BEGIN
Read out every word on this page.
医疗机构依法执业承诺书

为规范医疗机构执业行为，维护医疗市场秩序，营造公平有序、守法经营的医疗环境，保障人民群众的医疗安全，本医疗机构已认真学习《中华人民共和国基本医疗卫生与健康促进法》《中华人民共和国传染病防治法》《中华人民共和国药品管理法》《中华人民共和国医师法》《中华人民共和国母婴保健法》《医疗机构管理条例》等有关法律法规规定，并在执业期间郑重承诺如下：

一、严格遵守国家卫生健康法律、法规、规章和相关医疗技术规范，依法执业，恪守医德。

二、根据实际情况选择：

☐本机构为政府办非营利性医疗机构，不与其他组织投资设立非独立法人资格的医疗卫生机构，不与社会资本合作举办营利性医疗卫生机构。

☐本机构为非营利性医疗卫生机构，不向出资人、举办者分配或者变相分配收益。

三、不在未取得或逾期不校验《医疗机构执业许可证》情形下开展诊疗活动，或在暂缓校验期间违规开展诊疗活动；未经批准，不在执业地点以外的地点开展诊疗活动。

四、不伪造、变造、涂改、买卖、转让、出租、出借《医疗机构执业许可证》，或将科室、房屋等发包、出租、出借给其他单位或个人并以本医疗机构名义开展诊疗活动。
END
BEGIN
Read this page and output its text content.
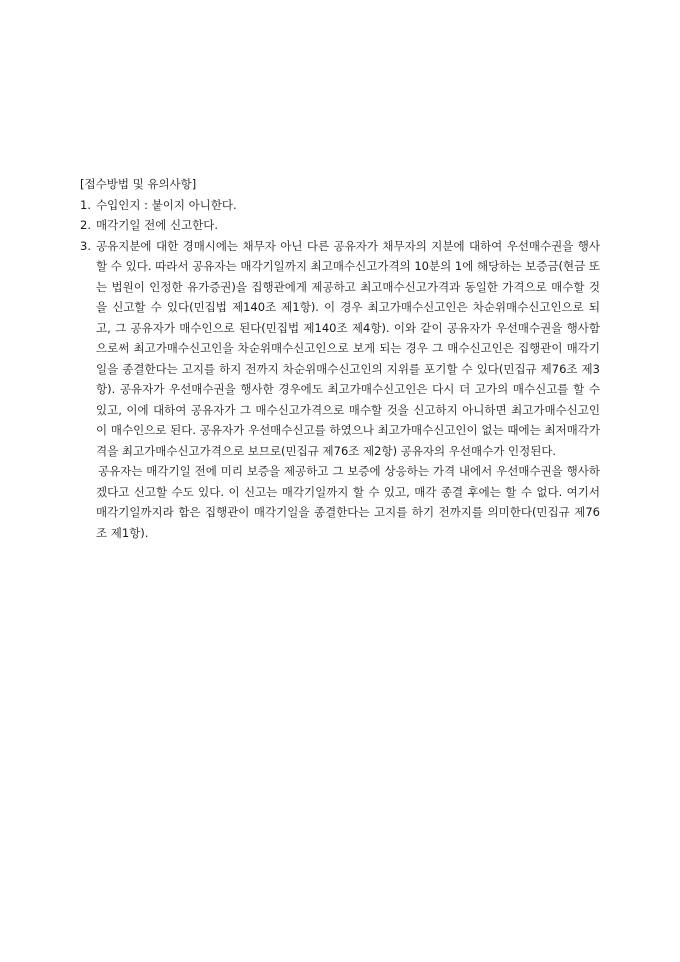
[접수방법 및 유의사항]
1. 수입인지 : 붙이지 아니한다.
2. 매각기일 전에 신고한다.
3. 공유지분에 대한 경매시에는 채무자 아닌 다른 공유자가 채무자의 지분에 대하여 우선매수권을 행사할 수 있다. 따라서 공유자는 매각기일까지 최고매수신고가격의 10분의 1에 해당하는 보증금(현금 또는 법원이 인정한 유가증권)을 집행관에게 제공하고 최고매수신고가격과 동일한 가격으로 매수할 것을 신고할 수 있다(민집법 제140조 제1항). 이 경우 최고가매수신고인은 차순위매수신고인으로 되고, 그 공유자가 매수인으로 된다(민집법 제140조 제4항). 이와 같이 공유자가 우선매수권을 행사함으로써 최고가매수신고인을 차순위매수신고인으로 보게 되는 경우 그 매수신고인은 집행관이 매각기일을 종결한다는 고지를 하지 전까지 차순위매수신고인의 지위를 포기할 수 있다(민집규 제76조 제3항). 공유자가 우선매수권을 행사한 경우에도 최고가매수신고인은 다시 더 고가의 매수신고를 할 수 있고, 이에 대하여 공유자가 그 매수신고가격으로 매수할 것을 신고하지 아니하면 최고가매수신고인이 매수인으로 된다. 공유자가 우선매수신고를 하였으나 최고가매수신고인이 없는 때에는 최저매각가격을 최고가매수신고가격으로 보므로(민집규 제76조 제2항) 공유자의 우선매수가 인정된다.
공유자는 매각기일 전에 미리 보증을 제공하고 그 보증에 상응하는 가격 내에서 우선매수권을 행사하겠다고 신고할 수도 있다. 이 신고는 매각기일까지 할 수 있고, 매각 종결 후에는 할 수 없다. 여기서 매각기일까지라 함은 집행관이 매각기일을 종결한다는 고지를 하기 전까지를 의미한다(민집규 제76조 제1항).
END
BEGIN
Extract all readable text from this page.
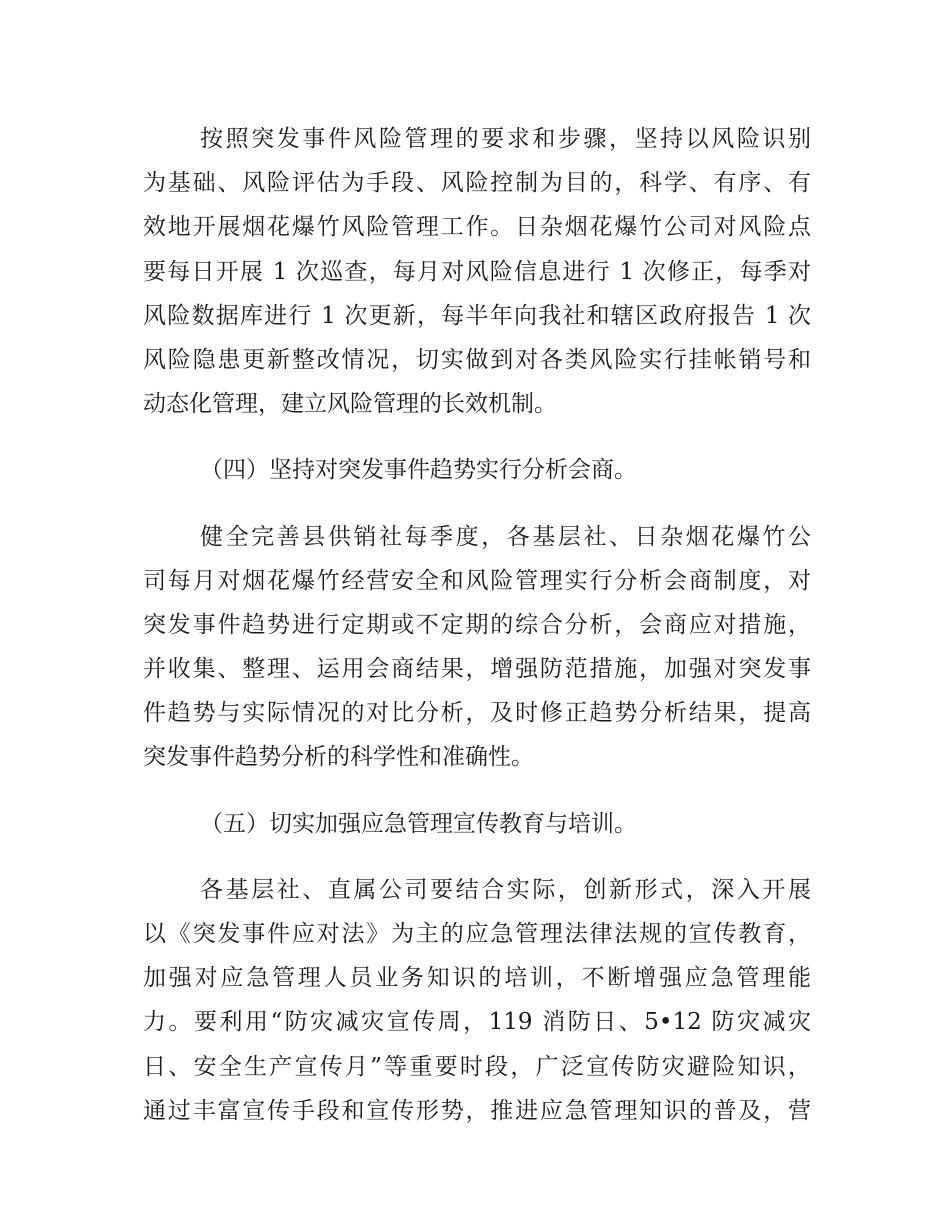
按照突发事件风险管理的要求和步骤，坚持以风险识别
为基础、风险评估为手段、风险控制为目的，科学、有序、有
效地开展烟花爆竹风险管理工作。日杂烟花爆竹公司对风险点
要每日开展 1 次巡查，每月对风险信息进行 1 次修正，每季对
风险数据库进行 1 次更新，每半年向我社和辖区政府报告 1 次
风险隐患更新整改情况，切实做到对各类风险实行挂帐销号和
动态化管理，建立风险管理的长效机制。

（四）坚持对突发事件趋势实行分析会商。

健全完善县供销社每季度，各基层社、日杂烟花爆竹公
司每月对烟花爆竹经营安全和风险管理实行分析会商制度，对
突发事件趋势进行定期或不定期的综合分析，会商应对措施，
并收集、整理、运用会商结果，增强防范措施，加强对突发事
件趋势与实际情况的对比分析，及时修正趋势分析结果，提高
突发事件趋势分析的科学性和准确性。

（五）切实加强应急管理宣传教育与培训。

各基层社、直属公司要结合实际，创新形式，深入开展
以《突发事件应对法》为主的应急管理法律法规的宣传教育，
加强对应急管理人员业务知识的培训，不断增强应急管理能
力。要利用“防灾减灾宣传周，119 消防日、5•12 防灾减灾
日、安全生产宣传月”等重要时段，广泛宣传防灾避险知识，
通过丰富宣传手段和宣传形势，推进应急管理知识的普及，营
END
## WHAT THE TASK ASKS
Pick each line holding the word "this" out of the data and copy it.

## RESPONSE
Read out every word on this page.
Read this page and output its text content.
Extract all readable text from this page.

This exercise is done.